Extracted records
==============================

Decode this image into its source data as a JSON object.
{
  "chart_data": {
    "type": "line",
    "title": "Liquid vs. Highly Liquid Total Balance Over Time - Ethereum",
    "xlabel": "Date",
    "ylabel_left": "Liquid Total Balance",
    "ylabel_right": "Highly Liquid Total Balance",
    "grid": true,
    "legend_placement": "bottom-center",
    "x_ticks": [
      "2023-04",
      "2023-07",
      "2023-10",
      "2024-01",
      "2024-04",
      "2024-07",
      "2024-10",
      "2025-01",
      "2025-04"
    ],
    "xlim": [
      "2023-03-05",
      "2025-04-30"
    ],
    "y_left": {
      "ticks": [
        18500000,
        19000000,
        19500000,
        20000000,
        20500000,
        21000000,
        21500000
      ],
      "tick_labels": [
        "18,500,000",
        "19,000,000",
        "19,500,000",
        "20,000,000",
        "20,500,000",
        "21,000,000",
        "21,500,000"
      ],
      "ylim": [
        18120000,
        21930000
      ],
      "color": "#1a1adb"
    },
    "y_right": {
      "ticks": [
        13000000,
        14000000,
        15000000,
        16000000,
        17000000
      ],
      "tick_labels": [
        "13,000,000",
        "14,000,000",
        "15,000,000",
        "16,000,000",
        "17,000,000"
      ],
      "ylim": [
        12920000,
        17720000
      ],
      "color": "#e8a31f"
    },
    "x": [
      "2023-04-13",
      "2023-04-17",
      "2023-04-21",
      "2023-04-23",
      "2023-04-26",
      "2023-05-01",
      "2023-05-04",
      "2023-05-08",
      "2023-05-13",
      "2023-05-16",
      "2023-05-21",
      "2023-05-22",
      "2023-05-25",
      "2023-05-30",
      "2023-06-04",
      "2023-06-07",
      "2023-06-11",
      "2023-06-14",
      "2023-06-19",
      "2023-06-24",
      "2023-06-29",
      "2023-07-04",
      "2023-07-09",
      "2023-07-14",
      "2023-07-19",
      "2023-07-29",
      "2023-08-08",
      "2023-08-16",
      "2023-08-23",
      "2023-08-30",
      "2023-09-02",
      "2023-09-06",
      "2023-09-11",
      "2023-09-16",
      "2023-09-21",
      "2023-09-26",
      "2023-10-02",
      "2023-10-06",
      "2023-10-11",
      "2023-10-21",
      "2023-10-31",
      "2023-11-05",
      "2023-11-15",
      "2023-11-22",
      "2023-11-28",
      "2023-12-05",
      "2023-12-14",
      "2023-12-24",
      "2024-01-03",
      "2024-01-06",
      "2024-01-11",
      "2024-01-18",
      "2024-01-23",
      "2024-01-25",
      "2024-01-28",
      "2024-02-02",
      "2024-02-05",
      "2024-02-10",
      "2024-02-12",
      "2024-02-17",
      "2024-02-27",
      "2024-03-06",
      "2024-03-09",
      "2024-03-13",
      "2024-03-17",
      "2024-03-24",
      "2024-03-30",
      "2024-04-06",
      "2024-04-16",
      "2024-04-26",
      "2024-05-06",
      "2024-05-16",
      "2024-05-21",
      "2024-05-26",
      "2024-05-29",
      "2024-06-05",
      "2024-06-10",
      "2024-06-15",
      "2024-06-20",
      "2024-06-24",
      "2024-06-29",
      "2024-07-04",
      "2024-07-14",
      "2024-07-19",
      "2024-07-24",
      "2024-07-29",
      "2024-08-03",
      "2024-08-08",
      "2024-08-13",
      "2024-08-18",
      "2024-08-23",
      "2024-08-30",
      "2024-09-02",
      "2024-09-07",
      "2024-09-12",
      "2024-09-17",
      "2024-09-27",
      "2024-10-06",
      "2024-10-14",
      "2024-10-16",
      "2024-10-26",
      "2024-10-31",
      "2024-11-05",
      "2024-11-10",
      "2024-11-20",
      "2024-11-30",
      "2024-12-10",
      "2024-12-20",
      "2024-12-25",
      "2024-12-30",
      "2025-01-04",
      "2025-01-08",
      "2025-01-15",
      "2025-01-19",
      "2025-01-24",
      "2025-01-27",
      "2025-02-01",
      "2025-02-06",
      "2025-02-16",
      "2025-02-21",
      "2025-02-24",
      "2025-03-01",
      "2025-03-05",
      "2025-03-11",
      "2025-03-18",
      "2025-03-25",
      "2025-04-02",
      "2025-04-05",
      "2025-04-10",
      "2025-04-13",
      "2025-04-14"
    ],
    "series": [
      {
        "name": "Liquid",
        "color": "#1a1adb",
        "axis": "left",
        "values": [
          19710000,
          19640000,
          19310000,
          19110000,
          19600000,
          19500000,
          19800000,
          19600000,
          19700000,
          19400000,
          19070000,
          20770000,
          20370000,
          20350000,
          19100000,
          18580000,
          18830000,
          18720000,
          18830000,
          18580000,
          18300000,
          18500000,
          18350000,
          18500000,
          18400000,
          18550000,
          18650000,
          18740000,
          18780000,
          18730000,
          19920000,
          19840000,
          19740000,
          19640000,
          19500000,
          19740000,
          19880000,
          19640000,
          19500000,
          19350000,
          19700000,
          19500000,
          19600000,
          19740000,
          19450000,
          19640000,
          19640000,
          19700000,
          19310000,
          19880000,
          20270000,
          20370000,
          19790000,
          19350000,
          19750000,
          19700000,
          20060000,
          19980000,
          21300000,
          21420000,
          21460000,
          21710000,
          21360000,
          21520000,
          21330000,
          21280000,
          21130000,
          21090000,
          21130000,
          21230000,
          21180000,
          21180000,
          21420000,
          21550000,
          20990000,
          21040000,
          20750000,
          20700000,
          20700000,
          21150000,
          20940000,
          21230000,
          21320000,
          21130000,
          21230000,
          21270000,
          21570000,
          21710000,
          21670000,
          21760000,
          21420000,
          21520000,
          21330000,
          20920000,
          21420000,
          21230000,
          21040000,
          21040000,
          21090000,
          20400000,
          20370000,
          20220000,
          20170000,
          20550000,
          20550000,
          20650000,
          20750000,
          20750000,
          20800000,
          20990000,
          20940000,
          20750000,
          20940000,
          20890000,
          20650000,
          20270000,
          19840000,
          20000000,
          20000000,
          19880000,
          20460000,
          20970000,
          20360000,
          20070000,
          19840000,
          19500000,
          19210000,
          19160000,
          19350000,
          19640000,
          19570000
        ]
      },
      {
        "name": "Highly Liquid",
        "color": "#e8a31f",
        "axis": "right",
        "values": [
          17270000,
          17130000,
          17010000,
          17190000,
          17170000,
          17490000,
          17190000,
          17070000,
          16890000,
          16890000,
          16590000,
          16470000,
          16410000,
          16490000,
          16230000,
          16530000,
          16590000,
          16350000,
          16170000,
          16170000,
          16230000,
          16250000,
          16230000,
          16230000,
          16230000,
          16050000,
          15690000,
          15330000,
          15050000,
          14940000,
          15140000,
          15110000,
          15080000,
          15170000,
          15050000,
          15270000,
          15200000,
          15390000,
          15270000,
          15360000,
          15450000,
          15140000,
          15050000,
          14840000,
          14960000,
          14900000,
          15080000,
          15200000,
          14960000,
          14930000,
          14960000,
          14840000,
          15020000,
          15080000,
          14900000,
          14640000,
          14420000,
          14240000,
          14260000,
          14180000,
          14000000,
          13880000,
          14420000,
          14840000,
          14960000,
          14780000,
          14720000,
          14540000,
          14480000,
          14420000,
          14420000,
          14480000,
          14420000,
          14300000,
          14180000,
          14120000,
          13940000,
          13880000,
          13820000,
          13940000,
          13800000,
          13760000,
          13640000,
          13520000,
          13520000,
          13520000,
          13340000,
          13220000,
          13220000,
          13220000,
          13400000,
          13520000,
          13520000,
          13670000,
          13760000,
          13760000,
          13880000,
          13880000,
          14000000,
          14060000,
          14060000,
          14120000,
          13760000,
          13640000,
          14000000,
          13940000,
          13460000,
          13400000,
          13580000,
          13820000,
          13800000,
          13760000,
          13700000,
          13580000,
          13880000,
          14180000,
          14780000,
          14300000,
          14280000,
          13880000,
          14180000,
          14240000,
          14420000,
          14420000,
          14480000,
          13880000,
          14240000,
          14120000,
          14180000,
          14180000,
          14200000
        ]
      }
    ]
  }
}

==============================

Exercise requirements - Find every line in the records above that holds the word "Balance", and copy each one.

Correct answer -
    "title": "Liquid vs. Highly Liquid Total Balance Over Time - Ethereum",
    "ylabel_left": "Liquid Total Balance",
    "ylabel_right": "Highly Liquid Total Balance",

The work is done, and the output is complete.